Output the lines of the records from the one containing "Read out every word on this page." through the last, both ends included. Leave pictures out.
_ _ _
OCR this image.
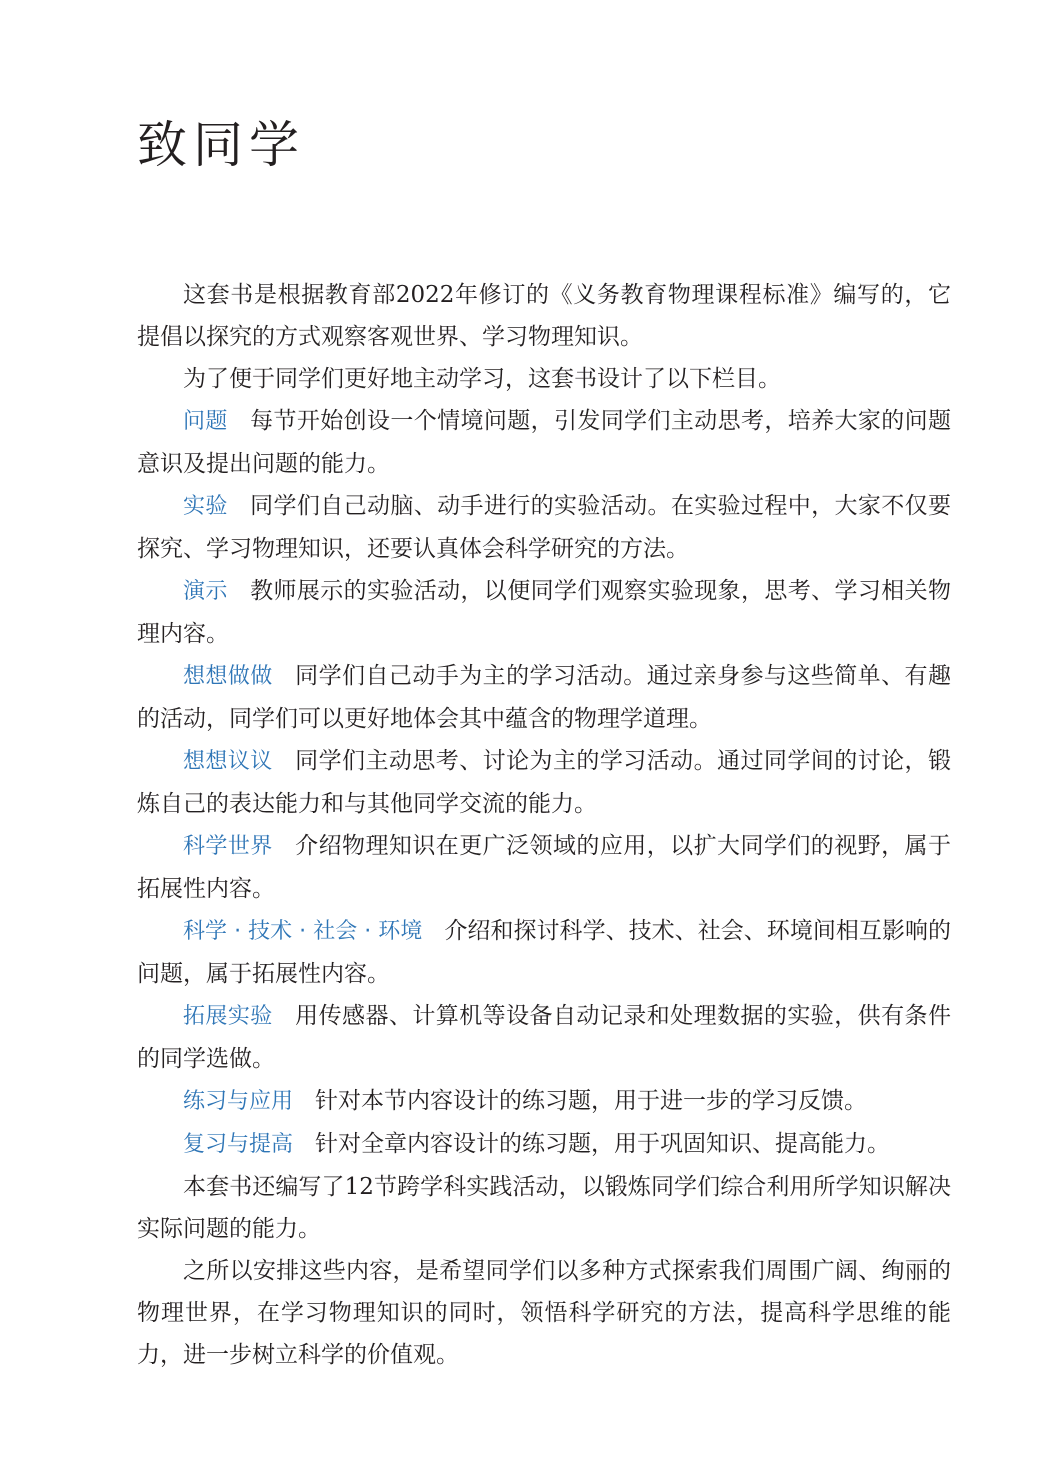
致同学

这套书是根据教育部2022年修订的《义务教育物理课程标准》编写的，它提倡以探究的方式观察客观世界、学习物理知识。

为了便于同学们更好地主动学习，这套书设计了以下栏目。

问题 每节开始创设一个情境问题，引发同学们主动思考，培养大家的问题意识及提出问题的能力。

实验 同学们自己动脑、动手进行的实验活动。在实验过程中，大家不仅要探究、学习物理知识，还要认真体会科学研究的方法。

演示 教师展示的实验活动，以便同学们观察实验现象，思考、学习相关物理内容。

想想做做 同学们自己动手为主的学习活动。通过亲身参与这些简单、有趣的活动，同学们可以更好地体会其中蕴含的物理学道理。

想想议议 同学们主动思考、讨论为主的学习活动。通过同学间的讨论，锻炼自己的表达能力和与其他同学交流的能力。

科学世界 介绍物理知识在更广泛领域的应用，以扩大同学们的视野，属于拓展性内容。

科学 · 技术 · 社会 · 环境 介绍和探讨科学、技术、社会、环境间相互影响的问题，属于拓展性内容。

拓展实验 用传感器、计算机等设备自动记录和处理数据的实验，供有条件的同学选做。

练习与应用 针对本节内容设计的练习题，用于进一步的学习反馈。

复习与提高 针对全章内容设计的练习题，用于巩固知识、提高能力。

本套书还编写了12节跨学科实践活动，以锻炼同学们综合利用所学知识解决实际问题的能力。

之所以安排这些内容，是希望同学们以多种方式探索我们周围广阔、绚丽的物理世界，在学习物理知识的同时，领悟科学研究的方法，提高科学思维的能力，进一步树立科学的价值观。
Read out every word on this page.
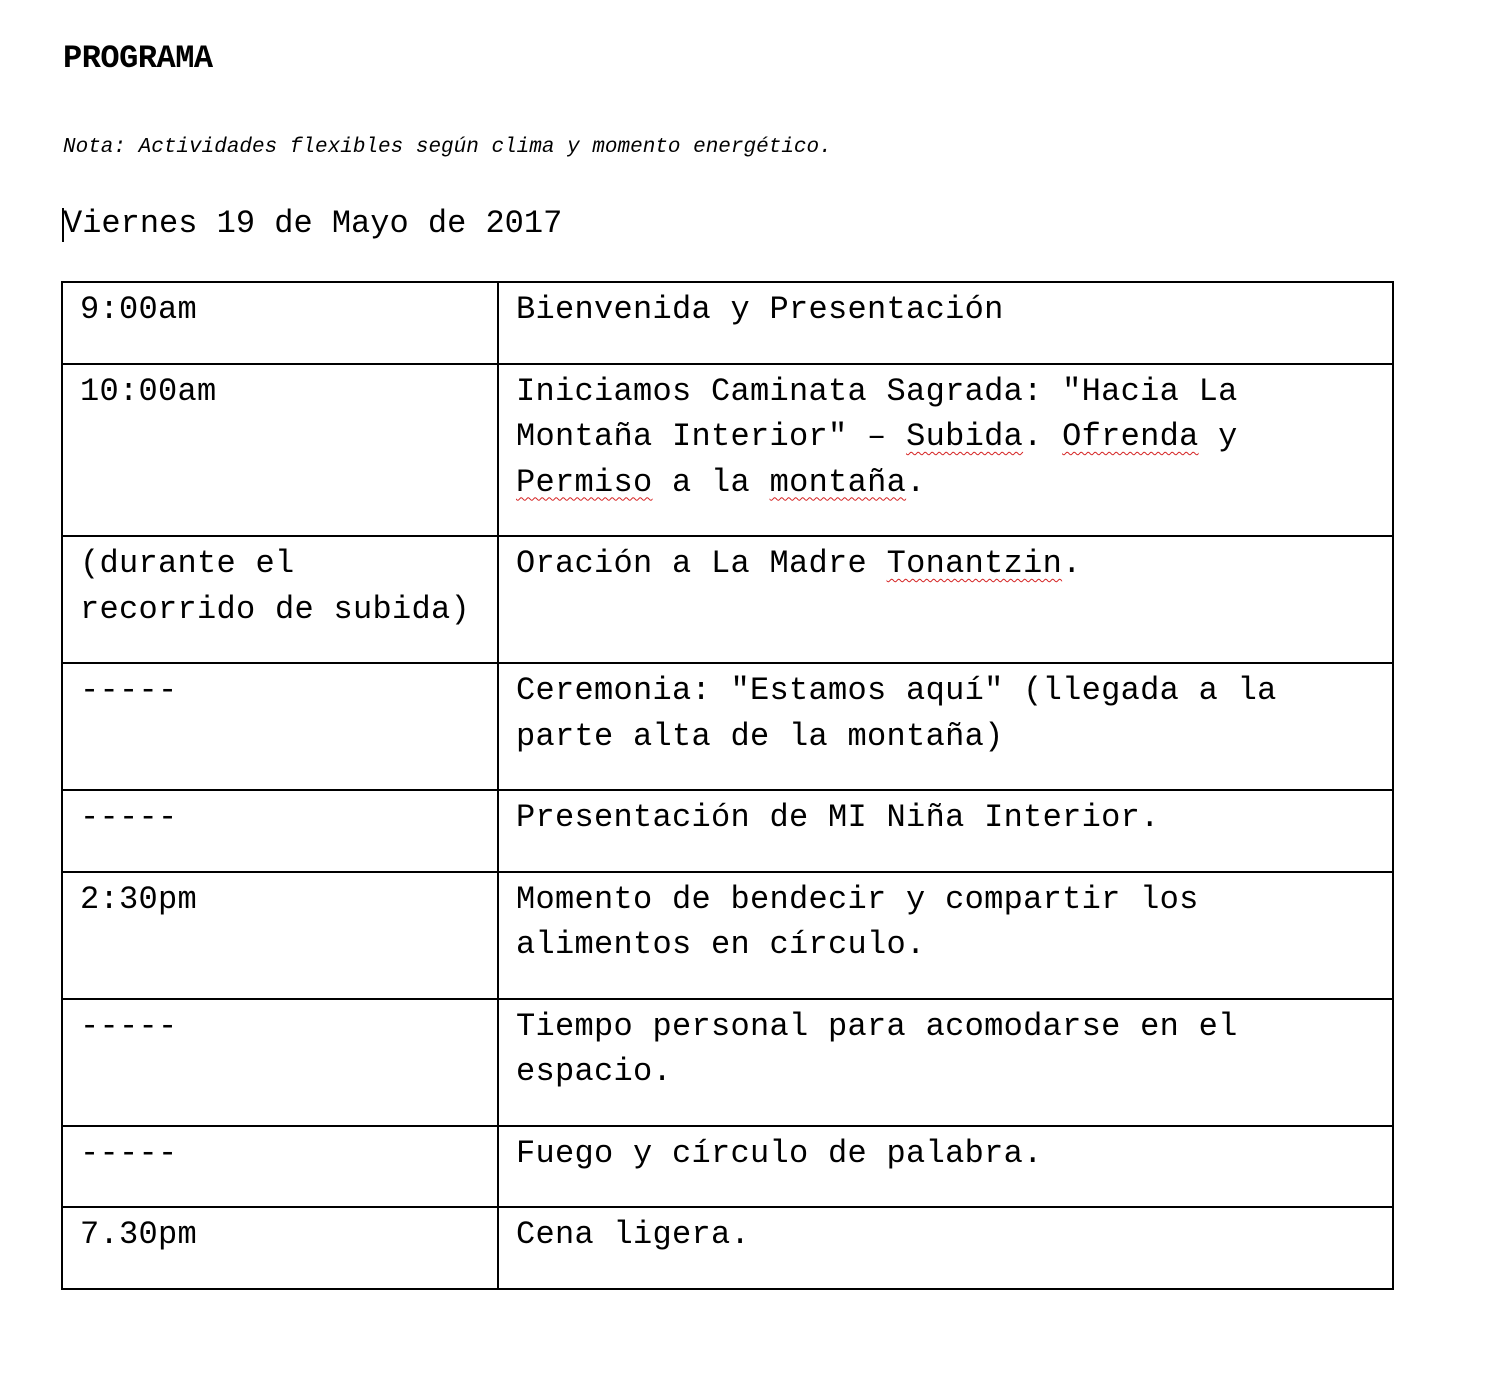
PROGRAMA

Nota: Actividades flexibles según clima y momento energético.

Viernes 19 de Mayo de 2017

9:00am	Bienvenida y Presentación
10:00am	Iniciamos Caminata Sagrada: "Hacia La Montaña Interior" – Subida. Ofrenda y Permiso a la montaña.
(durante el recorrido de subida)	Oración a La Madre Tonantzin.
-----	Ceremonia: "Estamos aquí" (llegada a la parte alta de la montaña)
-----	Presentación de MI Niña Interior.
2:30pm	Momento de bendecir y compartir los alimentos en círculo.
-----	Tiempo personal para acomodarse en el espacio.
-----	Fuego y círculo de palabra.
7.30pm	Cena ligera.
_ _ _
TASK OUTPUT:
Read out every word on this page.
PROGRAMA

Nota: Actividades flexibles según clima y momento energético.

Viernes 19 de Mayo de 2017

9:00am	Bienvenida y Presentación
10:00am	Iniciamos Caminata Sagrada: "Hacia La Montaña Interior" – Subida. Ofrenda y Permiso a la montaña.
(durante el recorrido de subida)	Oración a La Madre Tonantzin.
-----	Ceremonia: "Estamos aquí" (llegada a la parte alta de la montaña)
-----	Presentación de MI Niña Interior.
2:30pm	Momento de bendecir y compartir los alimentos en círculo.
-----	Tiempo personal para acomodarse en el espacio.
-----	Fuego y círculo de palabra.
7.30pm	Cena ligera.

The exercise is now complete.